- _SHORT PROBLEM_:
Reproduce each line of the material precisely.

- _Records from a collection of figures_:
* START *

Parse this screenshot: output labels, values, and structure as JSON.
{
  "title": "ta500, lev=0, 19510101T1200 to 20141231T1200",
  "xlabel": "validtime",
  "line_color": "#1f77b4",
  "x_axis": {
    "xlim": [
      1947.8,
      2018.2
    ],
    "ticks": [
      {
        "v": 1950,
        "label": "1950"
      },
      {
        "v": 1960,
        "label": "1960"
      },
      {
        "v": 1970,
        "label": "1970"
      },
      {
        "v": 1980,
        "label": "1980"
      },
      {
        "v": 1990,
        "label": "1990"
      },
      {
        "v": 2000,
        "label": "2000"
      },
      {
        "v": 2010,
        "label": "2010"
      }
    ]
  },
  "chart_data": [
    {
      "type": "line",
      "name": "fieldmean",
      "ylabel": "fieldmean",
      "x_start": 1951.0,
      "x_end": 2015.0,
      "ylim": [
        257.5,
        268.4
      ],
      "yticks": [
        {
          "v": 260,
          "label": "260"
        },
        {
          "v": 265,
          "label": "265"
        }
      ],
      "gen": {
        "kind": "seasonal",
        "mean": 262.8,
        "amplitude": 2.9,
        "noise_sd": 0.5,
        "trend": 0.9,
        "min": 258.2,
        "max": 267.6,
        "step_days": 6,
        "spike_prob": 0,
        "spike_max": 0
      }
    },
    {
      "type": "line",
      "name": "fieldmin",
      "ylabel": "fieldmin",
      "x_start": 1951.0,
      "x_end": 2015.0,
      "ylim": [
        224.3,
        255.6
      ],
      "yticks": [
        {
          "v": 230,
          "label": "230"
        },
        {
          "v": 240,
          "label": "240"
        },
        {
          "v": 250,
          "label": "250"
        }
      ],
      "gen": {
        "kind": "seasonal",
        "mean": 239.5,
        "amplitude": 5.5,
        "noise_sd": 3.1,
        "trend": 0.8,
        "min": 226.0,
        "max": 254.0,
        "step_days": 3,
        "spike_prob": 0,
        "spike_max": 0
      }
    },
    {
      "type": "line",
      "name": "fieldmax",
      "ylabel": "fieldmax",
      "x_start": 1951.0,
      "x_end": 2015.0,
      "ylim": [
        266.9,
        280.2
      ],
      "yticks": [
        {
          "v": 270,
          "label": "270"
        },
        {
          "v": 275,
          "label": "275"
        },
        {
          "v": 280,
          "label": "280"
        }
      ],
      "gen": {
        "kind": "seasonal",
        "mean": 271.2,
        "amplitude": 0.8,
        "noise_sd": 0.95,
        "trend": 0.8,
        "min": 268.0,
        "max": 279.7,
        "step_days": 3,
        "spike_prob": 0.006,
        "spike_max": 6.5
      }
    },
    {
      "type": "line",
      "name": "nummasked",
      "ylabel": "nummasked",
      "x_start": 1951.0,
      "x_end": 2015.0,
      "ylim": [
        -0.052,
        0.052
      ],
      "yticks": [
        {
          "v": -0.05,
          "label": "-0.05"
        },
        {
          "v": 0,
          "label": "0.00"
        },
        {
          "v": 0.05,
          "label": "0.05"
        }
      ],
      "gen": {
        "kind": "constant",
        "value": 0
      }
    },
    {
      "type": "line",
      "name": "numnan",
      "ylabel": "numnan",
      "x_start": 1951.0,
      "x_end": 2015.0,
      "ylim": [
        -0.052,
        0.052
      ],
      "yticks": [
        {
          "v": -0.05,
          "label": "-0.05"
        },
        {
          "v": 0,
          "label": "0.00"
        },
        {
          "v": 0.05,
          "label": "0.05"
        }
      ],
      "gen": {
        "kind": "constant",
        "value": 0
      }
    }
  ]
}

* END *

- _EXERCISE RESULT_:
Parse this screenshot: output labels, values, and structure as JSON.
{
  "title": "ta500, lev=0, 19510101T1200 to 20141231T1200",
  "xlabel": "validtime",
  "line_color": "#1f77b4",
  "x_axis": {
    "xlim": [
      1947.8,
      2018.2
    ],
    "ticks": [
      {
        "v": 1950,
        "label": "1950"
      },
      {
        "v": 1960,
        "label": "1960"
      },
      {
        "v": 1970,
        "label": "1970"
      },
      {
        "v": 1980,
        "label": "1980"
      },
      {
        "v": 1990,
        "label": "1990"
      },
      {
        "v": 2000,
        "label": "2000"
      },
      {
        "v": 2010,
        "label": "2010"
      }
    ]
  },
  "chart_data": [
    {
      "type": "line",
      "name": "fieldmean",
      "ylabel": "fieldmean",
      "x_start": 1951.0,
      "x_end": 2015.0,
      "ylim": [
        257.5,
        268.4
      ],
      "yticks": [
        {
          "v": 260,
          "label": "260"
        },
        {
          "v": 265,
          "label": "265"
        }
      ],
      "gen": {
        "kind": "seasonal",
        "mean": 262.8,
        "amplitude": 2.9,
        "noise_sd": 0.5,
        "trend": 0.9,
        "min": 258.2,
        "max": 267.6,
        "step_days": 6,
        "spike_prob": 0,
        "spike_max": 0
      }
    },
    {
      "type": "line",
      "name": "fieldmin",
      "ylabel": "fieldmin",
      "x_start": 1951.0,
      "x_end": 2015.0,
      "ylim": [
        224.3,
        255.6
      ],
      "yticks": [
        {
          "v": 230,
          "label": "230"
        },
        {
          "v": 240,
          "label": "240"
        },
        {
          "v": 250,
          "label": "250"
        }
      ],
      "gen": {
        "kind": "seasonal",
        "mean": 239.5,
        "amplitude": 5.5,
        "noise_sd": 3.1,
        "trend": 0.8,
        "min": 226.0,
        "max": 254.0,
        "step_days": 3,
        "spike_prob": 0,
        "spike_max": 0
      }
    },
    {
      "type": "line",
      "name": "fieldmax",
      "ylabel": "fieldmax",
      "x_start": 1951.0,
      "x_end": 2015.0,
      "ylim": [
        266.9,
        280.2
      ],
      "yticks": [
        {
          "v": 270,
          "label": "270"
        },
        {
          "v": 275,
          "label": "275"
        },
        {
          "v": 280,
          "label": "280"
        }
      ],
      "gen": {
        "kind": "seasonal",
        "mean": 271.2,
        "amplitude": 0.8,
        "noise_sd": 0.95,
        "trend": 0.8,
        "min": 268.0,
        "max": 279.7,
        "step_days": 3,
        "spike_prob": 0.006,
        "spike_max": 6.5
      }
    },
    {
      "type": "line",
      "name": "nummasked",
      "ylabel": "nummasked",
      "x_start": 1951.0,
      "x_end": 2015.0,
      "ylim": [
        -0.052,
        0.052
      ],
      "yticks": [
        {
          "v": -0.05,
          "label": "-0.05"
        },
        {
          "v": 0,
          "label": "0.00"
        },
        {
          "v": 0.05,
          "label": "0.05"
        }
      ],
      "gen": {
        "kind": "constant",
        "value": 0
      }
    },
    {
      "type": "line",
      "name": "numnan",
      "ylabel": "numnan",
      "x_start": 1951.0,
      "x_end": 2015.0,
      "ylim": [
        -0.052,
        0.052
      ],
      "yticks": [
        {
          "v": -0.05,
          "label": "-0.05"
        },
        {
          "v": 0,
          "label": "0.00"
        },
        {
          "v": 0.05,
          "label": "0.05"
        }
      ],
      "gen": {
        "kind": "constant",
        "value": 0
      }
    }
  ]
}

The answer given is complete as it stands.